— Begin RECORD EXTRACTS —

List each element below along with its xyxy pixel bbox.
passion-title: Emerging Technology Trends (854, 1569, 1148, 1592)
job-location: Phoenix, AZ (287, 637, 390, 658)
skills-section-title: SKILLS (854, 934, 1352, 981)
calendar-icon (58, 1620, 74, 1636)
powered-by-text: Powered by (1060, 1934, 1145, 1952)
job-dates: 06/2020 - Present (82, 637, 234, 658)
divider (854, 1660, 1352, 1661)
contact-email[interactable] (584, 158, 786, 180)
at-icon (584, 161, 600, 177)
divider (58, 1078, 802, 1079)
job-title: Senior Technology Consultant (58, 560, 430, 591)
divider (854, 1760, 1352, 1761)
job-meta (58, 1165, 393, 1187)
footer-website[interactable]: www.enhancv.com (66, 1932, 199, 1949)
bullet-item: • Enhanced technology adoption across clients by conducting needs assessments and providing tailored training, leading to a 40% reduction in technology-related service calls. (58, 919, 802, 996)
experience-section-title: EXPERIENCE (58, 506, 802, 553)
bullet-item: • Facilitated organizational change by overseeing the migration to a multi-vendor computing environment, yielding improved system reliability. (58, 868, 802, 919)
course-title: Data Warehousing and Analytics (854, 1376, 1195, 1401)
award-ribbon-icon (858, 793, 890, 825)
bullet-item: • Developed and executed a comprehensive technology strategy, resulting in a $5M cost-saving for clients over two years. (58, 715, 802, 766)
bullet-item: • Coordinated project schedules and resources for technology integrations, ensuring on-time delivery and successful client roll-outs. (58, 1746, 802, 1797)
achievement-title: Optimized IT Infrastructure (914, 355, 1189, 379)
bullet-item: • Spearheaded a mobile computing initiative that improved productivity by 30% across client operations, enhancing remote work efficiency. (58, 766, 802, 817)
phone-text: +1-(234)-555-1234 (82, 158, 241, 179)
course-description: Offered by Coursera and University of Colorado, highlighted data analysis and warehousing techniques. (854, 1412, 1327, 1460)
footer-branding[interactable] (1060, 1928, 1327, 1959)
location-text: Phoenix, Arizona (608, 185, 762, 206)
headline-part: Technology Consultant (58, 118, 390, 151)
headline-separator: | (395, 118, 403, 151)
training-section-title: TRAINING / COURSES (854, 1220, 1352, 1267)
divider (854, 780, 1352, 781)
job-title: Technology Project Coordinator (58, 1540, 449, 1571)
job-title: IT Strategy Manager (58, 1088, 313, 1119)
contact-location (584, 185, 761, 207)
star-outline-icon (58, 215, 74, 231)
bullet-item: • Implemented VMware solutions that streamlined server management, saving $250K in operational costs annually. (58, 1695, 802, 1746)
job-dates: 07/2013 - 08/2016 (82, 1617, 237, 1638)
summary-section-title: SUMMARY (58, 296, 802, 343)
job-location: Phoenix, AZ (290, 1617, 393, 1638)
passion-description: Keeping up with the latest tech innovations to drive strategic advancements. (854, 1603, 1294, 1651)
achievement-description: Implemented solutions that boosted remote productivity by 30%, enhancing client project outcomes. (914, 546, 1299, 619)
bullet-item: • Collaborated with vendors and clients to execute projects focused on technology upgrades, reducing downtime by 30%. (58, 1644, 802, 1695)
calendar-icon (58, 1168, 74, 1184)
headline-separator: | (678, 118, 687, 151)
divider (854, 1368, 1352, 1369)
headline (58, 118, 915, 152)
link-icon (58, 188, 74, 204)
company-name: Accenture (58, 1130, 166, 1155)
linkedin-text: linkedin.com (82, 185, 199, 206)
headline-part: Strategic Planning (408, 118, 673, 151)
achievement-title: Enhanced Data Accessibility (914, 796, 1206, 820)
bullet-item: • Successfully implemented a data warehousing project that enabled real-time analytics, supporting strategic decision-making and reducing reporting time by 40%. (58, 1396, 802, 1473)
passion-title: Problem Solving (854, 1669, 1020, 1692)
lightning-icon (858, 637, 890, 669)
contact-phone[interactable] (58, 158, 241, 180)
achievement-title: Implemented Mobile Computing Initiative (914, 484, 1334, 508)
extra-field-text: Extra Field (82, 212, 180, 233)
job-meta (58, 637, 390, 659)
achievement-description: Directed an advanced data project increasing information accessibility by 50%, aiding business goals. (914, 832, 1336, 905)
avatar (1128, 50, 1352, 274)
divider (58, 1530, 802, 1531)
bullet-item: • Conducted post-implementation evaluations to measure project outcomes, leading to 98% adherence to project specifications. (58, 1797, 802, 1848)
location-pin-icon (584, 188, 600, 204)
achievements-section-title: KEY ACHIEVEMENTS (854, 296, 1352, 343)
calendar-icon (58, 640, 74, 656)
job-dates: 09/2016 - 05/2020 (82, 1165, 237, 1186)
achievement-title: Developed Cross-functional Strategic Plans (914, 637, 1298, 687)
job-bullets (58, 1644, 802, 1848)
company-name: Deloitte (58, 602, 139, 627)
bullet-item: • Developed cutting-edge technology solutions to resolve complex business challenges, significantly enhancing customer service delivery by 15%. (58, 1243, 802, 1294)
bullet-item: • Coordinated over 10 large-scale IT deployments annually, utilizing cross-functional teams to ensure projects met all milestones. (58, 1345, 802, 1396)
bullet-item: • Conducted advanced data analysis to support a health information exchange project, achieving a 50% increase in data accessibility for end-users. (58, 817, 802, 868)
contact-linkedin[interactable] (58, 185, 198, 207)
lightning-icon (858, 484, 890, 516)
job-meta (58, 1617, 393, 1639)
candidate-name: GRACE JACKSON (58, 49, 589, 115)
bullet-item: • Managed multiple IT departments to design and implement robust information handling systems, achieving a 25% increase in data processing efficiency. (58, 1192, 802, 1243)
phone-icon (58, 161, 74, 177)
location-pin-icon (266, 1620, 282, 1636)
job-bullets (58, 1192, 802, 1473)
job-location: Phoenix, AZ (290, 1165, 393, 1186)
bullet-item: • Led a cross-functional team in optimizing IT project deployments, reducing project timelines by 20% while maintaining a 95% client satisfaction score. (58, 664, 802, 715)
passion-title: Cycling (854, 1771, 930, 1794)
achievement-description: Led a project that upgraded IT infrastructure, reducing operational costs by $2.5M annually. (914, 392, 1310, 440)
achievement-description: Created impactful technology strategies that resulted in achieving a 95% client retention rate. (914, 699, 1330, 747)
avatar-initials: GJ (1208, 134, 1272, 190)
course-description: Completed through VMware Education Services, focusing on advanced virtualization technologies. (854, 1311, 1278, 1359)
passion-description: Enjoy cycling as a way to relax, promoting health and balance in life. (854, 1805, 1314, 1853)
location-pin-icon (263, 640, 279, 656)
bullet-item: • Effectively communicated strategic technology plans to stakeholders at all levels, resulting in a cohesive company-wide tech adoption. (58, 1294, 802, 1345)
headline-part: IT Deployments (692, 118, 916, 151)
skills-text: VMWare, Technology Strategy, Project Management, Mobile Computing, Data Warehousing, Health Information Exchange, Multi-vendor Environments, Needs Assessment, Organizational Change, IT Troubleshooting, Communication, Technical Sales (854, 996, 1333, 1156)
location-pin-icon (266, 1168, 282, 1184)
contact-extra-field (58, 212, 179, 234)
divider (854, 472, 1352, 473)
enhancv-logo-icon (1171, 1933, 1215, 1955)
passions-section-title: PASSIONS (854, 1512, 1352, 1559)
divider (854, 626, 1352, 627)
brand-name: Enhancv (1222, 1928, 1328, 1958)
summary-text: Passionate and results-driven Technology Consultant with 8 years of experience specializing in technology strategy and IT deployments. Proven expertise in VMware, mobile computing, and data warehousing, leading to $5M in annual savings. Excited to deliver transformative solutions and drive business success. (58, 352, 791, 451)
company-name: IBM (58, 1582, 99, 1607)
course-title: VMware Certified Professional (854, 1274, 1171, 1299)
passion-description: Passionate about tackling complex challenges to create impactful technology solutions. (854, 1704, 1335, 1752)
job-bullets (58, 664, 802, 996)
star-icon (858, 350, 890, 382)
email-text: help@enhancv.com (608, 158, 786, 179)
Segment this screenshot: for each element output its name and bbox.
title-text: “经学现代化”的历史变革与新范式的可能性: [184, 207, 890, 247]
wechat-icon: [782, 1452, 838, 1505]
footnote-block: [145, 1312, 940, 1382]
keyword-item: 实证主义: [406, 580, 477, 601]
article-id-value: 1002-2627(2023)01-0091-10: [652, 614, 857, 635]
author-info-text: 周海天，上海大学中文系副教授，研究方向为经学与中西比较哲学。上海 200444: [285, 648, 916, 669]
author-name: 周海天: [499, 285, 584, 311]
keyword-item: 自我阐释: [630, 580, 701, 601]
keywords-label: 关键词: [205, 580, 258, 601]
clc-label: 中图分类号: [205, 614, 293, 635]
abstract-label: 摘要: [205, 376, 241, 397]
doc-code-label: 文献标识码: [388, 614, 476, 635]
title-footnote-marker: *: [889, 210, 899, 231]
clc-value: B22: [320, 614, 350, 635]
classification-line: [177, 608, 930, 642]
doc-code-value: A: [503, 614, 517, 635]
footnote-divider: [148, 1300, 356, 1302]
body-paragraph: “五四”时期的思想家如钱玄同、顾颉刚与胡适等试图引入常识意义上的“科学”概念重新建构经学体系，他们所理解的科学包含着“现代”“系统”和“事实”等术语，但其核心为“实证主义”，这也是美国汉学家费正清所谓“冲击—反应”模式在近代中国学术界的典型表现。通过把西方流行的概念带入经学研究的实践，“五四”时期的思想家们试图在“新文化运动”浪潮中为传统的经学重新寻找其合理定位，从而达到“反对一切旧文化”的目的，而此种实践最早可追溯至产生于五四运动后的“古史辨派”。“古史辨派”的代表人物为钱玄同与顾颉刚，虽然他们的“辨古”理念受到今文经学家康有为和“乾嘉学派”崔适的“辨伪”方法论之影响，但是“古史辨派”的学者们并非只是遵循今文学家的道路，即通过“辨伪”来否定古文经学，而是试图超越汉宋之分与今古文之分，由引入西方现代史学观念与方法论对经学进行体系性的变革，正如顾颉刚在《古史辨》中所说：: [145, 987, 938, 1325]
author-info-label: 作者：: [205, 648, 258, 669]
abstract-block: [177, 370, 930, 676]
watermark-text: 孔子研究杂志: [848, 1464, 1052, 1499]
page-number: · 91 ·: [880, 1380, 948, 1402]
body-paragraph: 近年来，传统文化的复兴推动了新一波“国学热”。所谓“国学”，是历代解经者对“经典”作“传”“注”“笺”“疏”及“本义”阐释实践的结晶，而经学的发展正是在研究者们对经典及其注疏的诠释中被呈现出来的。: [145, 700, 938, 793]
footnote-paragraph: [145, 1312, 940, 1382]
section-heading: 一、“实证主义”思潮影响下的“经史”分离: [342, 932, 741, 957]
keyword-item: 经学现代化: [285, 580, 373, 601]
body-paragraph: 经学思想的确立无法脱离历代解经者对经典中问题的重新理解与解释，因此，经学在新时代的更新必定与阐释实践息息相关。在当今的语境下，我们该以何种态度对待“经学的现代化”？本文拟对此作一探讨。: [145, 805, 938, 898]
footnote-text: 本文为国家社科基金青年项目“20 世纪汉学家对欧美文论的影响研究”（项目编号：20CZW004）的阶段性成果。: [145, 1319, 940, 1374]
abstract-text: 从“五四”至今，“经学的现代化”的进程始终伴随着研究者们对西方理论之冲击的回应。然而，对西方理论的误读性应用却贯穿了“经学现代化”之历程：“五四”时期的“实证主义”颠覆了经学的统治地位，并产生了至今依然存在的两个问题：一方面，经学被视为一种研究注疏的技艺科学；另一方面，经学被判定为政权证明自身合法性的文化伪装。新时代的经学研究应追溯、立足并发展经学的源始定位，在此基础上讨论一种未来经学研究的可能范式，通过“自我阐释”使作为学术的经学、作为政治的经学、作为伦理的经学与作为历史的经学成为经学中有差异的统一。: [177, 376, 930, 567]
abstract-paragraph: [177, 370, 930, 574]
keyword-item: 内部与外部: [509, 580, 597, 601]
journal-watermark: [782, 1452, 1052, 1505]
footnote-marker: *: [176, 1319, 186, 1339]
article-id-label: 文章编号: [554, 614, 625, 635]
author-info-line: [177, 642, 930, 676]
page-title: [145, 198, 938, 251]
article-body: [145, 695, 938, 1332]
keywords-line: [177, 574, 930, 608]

— End RECORD EXTRACTS —

Please change "Phoenix, AZ" to "Tempe, AZ" in the material from its first line through the line containing "powered-by-text: Powered by", and give those lines again with nothing else altered.

--- CORRECT OUTPUT ---
List each element below along with its xyxy pixel bbox.
passion-title: Emerging Technology Trends (854, 1569, 1148, 1592)
job-location: Tempe, AZ (287, 637, 390, 658)
skills-section-title: SKILLS (854, 934, 1352, 981)
calendar-icon (58, 1620, 74, 1636)
powered-by-text: Powered by (1060, 1934, 1145, 1952)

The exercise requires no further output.